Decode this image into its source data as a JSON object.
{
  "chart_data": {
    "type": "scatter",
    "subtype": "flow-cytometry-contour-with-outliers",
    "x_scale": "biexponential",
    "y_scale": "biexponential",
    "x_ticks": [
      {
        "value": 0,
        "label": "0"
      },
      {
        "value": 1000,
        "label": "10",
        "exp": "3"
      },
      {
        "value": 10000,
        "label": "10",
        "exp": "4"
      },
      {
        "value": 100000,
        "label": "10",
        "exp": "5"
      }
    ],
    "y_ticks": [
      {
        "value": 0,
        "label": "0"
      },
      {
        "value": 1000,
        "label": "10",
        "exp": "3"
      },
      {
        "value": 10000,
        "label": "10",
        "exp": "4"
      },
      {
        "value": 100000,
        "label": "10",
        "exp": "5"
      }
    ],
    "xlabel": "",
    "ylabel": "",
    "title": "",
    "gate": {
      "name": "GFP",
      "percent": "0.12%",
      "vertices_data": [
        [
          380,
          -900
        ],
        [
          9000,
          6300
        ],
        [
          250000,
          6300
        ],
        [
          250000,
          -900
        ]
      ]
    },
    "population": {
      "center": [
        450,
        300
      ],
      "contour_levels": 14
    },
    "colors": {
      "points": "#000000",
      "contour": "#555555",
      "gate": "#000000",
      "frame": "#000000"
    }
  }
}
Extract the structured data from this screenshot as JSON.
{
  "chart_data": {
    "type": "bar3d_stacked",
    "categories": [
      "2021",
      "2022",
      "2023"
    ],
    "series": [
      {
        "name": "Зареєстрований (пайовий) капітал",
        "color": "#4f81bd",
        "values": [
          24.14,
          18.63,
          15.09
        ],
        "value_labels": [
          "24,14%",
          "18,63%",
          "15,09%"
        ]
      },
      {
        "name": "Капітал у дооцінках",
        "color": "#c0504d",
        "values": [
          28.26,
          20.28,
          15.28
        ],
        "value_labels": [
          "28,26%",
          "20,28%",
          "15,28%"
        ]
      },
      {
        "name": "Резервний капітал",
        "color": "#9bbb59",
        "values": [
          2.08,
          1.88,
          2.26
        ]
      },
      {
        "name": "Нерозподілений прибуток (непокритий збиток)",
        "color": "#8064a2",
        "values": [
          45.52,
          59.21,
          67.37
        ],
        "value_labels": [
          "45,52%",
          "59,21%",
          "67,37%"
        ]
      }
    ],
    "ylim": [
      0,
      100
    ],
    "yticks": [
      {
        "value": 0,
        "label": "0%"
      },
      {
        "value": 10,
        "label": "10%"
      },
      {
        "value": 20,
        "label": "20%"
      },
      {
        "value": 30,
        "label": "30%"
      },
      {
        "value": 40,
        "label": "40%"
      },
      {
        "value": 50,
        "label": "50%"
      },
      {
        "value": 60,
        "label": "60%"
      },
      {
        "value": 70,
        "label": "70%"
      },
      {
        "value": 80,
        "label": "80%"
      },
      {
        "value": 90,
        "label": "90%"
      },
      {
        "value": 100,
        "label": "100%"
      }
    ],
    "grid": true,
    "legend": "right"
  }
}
------------------------------
*DESCRIPTION OF THE TASK*
Show, from the listing above, each line that contains the word "name".

*ANSWER TO THIS TASK*
      "name": "GFP",
        "name": "Зареєстрований (пайовий) капітал",
        "name": "Капітал у дооцінках",
        "name": "Резервний капітал",
        "name": "Нерозподілений прибуток (непокритий збиток)",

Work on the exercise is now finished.